Your task
Continue the passage on Athens's winter smog and Greece's heating oil tax, starting after its final sentence.

Document passage
---

Athens has been covered on and off these past couple of months by a thick smog produced by smoke from fireplaces and wood stoves. This is not strictly of course an Athenian phenomenon: all over Greece (and especially Northern Greece) towns and cities are enveloped this winter by an acrid smelling smog consisting of burning wood fumes and ashes, mingled with all sorts of toxic substances. As with most of the societal plagues brought on Greece these past few years, this too is a direct result of troikan austerity gone wild and a Greek government unable to protect its citizens.

The troika demanded and the Greek government acquiesced to, a tax increase on heating oil, the stuff that powers most central heating in Greek buildings, bringing its price at the same level as transportation gas. Already the price of a litre of gas at the pump in Greece was the highest in the EU, thanks to previous rounds of taxes on gas mandated by the troika. Gas prices went up by over 50% in Greece since 2009, mostly due to excise taxes. This, combined with a decline in real average income in the country of around 40-50%, led to a decrease in tax receipts from gas taxes of the order of 1.5 billion Euros.

---

Dataset content
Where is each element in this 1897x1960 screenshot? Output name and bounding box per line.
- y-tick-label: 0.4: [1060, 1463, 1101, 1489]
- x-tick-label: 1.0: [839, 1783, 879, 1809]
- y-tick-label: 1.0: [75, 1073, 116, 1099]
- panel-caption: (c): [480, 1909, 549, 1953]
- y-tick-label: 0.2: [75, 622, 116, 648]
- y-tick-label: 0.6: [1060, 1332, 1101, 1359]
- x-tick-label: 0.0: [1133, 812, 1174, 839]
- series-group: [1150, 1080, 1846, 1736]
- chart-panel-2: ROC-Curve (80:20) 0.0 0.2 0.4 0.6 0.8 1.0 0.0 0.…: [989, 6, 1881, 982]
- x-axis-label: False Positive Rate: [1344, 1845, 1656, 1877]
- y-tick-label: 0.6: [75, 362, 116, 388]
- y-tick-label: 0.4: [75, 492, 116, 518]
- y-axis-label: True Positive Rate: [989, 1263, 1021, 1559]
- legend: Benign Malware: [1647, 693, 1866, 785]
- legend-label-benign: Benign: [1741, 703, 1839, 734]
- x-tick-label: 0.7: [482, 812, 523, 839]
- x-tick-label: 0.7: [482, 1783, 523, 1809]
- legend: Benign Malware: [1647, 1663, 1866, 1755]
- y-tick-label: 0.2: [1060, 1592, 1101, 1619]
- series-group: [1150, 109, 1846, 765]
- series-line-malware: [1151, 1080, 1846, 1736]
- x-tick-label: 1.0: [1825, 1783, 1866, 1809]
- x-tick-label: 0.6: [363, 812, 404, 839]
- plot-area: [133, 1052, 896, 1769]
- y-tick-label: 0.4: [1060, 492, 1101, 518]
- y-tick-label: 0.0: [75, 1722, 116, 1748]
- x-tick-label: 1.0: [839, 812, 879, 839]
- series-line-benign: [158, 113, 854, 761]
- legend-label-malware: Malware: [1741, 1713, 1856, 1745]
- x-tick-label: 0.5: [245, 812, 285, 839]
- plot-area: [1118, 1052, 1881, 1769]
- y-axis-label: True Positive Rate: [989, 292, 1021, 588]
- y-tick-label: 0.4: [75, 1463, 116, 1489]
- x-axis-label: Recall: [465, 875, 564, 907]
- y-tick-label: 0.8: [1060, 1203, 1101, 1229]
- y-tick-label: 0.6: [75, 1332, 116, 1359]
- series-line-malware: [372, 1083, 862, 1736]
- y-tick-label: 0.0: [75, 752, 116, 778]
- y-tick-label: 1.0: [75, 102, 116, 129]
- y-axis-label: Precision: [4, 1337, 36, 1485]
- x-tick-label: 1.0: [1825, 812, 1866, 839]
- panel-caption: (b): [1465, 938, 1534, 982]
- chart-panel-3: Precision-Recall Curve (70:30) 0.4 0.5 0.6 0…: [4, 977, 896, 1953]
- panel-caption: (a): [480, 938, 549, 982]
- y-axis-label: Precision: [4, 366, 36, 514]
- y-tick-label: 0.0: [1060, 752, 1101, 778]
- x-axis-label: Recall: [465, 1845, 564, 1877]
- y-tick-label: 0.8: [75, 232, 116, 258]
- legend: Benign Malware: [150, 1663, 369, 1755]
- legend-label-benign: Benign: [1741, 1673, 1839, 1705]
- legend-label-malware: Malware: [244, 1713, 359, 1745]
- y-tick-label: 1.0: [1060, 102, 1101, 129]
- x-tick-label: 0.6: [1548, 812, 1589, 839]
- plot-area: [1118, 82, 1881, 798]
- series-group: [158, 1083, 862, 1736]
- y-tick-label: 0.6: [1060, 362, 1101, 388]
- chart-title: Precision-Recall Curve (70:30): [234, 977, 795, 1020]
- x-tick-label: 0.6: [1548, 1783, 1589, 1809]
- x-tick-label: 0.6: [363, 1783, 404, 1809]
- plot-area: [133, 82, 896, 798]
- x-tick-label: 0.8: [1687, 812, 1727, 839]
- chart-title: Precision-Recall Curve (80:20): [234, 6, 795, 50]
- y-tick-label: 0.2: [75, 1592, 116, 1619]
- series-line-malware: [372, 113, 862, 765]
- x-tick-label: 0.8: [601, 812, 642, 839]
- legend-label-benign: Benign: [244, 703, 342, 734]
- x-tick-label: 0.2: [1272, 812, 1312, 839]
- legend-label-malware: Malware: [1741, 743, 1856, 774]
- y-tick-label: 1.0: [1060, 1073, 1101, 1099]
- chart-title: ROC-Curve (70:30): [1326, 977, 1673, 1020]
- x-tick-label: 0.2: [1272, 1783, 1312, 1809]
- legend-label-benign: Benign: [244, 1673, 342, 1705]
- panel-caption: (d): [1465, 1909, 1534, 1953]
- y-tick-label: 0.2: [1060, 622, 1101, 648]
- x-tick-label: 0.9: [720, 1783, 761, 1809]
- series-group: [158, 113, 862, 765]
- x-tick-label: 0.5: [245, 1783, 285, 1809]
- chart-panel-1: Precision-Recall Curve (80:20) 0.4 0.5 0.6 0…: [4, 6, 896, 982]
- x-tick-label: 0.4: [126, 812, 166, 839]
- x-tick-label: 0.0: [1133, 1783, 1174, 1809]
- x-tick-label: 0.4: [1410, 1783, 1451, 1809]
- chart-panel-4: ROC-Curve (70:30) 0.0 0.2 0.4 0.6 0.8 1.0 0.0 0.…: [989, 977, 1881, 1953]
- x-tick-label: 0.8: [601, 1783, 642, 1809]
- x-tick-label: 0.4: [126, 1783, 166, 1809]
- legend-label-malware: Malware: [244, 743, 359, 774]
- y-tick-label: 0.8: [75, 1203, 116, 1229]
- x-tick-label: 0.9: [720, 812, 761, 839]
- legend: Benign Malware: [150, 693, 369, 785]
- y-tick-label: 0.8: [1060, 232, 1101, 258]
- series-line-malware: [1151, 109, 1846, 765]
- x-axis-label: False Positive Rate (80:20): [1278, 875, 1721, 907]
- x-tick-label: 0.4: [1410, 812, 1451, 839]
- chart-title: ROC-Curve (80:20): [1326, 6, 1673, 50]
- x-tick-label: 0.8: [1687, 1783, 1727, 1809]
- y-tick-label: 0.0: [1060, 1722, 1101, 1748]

---

Response to the task
Now apparently as heating oil has become a luxury that most people cannot afford (and with most of the population living in apartment buildings, if one resident in a block of flats cannot afford it, this means that the whole building does not buy heating oil and everyone is on their own to figure out a way to keep warm) consumption has reportedly dropped by as much as 80%. This means that alternatives to central heating must be found. Thus a lot of people turn to electric, grid powered heaters (your's truly included), that are now cheaper than oil and as many use fireplaces, and old wood stoves, occasionally with tragic consequences.

We are now discovering that picturesque and traditional methods of heating seen in villages don't scale. In fact I just realized how darn environmentally friendly heating oil is compared to burning things in a fireplace or a stove. And I do mean things: "People are burning furniture, plastic, construction materials and even their slippers" to heat themselves when it does get cold. This makes the toxic mix of deleterious fumes covering major cities, even more unhealthy:

"A group of scientists from seven research centres are taking smog readings in several cities through February 10th to assess the environmental impact from the increased use of fireplaces and wood-burning stoves, the Athens network SKAI TV reported.

The scientists, together with the Centre for Disease Control and Prevention, have warned that burning wood in the home releases 30 times more air pollution than using a well-maintained heating oil or gas-burning boiler.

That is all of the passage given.